-- Requirements --
Search the material for the word "this" and copy each line that holds it.

-- Data for the task --
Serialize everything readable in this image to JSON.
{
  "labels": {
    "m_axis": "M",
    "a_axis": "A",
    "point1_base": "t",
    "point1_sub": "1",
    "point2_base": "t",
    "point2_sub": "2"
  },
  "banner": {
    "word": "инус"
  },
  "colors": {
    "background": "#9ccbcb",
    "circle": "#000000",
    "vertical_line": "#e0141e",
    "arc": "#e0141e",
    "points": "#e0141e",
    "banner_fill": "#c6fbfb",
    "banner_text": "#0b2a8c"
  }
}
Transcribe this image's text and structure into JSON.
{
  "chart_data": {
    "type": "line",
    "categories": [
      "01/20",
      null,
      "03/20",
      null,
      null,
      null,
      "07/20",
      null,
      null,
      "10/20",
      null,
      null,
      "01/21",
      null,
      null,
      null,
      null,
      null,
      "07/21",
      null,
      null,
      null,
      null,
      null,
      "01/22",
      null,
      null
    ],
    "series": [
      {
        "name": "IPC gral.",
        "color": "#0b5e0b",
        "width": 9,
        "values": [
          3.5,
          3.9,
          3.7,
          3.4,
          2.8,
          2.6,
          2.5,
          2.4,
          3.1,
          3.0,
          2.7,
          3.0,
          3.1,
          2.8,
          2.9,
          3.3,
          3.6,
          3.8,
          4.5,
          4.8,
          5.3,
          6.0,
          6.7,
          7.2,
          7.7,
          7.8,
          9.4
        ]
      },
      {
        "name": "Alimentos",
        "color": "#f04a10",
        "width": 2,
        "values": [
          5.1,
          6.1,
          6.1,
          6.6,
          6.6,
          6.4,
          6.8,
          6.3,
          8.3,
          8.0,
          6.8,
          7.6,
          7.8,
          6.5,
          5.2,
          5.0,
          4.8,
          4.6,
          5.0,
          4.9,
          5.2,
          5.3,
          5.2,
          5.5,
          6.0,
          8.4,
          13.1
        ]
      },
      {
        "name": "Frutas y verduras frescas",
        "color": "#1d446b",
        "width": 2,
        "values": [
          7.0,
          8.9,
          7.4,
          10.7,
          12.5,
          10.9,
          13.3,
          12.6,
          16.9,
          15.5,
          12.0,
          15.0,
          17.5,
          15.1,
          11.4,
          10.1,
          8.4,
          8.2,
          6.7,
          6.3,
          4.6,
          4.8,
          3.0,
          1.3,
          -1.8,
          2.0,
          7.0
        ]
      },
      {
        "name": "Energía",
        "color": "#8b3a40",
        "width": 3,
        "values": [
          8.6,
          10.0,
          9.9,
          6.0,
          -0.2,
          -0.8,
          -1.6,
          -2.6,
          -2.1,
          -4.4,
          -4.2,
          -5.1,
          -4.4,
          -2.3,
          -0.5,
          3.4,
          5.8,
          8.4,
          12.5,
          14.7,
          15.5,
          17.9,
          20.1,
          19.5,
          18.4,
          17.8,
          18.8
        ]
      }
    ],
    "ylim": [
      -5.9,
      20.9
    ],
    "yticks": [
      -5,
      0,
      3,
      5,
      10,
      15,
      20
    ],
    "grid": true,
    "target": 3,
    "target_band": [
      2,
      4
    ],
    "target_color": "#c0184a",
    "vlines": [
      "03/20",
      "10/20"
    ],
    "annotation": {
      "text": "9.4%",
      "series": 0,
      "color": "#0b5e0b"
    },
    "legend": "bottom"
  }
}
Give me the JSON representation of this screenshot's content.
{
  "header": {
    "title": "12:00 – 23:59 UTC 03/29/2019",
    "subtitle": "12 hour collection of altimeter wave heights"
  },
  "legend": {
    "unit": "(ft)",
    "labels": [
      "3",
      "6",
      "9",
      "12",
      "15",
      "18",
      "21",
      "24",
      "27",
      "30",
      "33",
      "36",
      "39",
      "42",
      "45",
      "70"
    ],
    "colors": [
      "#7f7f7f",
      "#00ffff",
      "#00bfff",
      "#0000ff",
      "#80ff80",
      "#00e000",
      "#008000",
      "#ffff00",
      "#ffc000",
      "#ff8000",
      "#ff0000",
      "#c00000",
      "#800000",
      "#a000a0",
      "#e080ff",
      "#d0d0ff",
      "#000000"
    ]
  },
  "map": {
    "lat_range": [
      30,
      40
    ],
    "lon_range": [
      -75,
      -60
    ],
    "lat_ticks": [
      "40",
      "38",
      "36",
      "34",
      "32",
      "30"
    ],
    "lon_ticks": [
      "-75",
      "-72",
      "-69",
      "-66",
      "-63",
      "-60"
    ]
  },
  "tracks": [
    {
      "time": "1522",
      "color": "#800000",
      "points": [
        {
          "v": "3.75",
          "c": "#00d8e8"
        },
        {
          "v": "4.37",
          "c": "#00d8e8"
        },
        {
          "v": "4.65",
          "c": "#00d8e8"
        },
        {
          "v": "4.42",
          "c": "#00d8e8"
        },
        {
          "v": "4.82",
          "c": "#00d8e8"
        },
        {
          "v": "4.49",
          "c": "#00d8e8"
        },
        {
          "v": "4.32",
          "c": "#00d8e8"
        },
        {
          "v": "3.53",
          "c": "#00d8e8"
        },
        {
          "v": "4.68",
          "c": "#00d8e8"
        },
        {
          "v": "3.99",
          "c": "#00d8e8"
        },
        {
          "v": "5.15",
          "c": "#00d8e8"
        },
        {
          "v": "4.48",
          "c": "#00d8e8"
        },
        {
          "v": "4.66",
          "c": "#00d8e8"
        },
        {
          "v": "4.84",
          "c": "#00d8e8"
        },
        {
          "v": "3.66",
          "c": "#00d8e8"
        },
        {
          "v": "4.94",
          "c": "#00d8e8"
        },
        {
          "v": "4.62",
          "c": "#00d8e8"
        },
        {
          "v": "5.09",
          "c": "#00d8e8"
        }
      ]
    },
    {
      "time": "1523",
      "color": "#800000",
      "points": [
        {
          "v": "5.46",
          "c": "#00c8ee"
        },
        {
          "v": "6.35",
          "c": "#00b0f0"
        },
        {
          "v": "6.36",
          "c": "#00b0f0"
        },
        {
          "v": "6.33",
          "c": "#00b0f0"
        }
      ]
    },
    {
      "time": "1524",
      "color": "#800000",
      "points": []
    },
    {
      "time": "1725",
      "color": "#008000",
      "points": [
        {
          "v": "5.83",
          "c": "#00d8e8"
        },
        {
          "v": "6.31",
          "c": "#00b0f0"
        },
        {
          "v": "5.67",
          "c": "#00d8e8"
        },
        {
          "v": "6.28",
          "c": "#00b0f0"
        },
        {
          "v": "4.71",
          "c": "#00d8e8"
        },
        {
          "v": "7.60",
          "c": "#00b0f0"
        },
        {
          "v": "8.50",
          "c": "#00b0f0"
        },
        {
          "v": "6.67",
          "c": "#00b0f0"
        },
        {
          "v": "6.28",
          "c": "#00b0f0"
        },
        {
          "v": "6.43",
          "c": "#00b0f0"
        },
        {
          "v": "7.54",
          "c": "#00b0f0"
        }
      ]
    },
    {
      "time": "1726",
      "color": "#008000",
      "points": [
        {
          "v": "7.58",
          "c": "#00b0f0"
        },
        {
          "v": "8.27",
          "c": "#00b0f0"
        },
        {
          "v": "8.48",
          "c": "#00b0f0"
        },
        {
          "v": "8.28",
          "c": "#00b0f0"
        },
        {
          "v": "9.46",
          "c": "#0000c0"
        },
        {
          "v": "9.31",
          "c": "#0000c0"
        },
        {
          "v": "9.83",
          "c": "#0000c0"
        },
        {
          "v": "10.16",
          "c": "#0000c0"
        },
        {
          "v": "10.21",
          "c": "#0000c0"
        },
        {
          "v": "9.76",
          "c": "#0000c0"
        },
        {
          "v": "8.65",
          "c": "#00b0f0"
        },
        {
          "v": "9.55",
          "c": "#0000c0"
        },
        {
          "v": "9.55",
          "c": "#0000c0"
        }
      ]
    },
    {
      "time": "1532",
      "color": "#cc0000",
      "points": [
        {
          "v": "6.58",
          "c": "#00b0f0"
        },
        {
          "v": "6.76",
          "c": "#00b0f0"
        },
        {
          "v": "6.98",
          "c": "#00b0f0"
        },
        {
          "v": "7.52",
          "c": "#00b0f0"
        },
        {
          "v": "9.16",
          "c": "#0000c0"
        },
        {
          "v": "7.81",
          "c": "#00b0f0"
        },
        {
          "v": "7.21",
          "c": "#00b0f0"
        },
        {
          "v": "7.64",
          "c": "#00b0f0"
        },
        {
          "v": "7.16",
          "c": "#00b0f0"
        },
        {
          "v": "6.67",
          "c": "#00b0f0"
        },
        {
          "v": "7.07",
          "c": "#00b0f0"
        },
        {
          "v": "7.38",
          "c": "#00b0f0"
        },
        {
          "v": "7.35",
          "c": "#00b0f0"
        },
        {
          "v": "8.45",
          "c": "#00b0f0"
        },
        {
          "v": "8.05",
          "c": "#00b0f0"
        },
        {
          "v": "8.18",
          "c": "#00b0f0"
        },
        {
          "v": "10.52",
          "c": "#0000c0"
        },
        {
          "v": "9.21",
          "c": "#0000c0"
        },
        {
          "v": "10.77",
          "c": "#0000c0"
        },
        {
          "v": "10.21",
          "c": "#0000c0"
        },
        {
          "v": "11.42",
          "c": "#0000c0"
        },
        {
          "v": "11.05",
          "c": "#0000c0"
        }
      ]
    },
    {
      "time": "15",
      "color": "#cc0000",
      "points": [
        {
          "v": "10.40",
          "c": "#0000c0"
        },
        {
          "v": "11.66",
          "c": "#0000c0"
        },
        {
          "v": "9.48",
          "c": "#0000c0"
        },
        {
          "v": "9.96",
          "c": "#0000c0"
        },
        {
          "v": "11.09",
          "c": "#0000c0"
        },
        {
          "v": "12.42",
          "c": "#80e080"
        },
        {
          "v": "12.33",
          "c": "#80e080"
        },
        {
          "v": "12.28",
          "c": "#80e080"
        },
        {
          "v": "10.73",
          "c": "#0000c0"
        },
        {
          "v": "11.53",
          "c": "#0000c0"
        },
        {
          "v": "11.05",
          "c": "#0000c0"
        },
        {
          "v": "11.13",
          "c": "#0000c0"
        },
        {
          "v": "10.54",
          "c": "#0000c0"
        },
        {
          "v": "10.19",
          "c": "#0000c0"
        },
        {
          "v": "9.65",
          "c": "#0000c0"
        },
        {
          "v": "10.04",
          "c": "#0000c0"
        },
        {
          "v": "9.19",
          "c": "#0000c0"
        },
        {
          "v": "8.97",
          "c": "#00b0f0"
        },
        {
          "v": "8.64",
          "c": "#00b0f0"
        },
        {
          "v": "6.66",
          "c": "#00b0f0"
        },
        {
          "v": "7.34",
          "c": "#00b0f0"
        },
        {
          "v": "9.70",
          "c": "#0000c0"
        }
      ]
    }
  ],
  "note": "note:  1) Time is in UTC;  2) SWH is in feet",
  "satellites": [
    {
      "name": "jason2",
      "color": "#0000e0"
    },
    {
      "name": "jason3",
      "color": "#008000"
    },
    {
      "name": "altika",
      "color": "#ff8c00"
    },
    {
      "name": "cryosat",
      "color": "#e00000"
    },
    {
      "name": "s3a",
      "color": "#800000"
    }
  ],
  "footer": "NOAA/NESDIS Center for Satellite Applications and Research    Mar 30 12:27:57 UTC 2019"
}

-- Correct answer --
Serialize everything readable in this image to JSON.
Transcribe this image's text and structure into JSON.
Give me the JSON representation of this screenshot's content.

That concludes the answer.